# What to work on:
Your task is to output the entries below word for word.

--- START OF Dataset content ---

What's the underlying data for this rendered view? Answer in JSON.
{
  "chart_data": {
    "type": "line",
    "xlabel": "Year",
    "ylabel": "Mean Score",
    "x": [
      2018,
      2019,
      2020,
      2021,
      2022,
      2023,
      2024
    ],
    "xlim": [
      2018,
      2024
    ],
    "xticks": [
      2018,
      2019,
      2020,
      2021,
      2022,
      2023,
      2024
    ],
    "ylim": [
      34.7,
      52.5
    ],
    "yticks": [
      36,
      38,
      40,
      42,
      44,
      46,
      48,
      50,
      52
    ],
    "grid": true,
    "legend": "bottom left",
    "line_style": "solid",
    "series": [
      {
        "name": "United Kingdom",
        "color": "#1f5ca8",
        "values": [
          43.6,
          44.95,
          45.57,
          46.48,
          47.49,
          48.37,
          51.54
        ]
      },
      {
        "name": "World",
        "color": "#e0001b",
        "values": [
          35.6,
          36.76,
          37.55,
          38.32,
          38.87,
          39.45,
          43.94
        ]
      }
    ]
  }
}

--- END OF Dataset content ---

# Solution to this task:
What's the underlying data for this rendered view? Answer in JSON.
{
  "chart_data": {
    "type": "line",
    "xlabel": "Year",
    "ylabel": "Mean Score",
    "x": [
      2018,
      2019,
      2020,
      2021,
      2022,
      2023,
      2024
    ],
    "xlim": [
      2018,
      2024
    ],
    "xticks": [
      2018,
      2019,
      2020,
      2021,
      2022,
      2023,
      2024
    ],
    "ylim": [
      34.7,
      52.5
    ],
    "yticks": [
      36,
      38,
      40,
      42,
      44,
      46,
      48,
      50,
      52
    ],
    "grid": true,
    "legend": "bottom left",
    "line_style": "solid",
    "series": [
      {
        "name": "United Kingdom",
        "color": "#1f5ca8",
        "values": [
          43.6,
          44.95,
          45.57,
          46.48,
          47.49,
          48.37,
          51.54
        ]
      },
      {
        "name": "World",
        "color": "#e0001b",
        "values": [
          35.6,
          36.76,
          37.55,
          38.32,
          38.87,
          39.45,
          43.94
        ]
      }
    ]
  }
}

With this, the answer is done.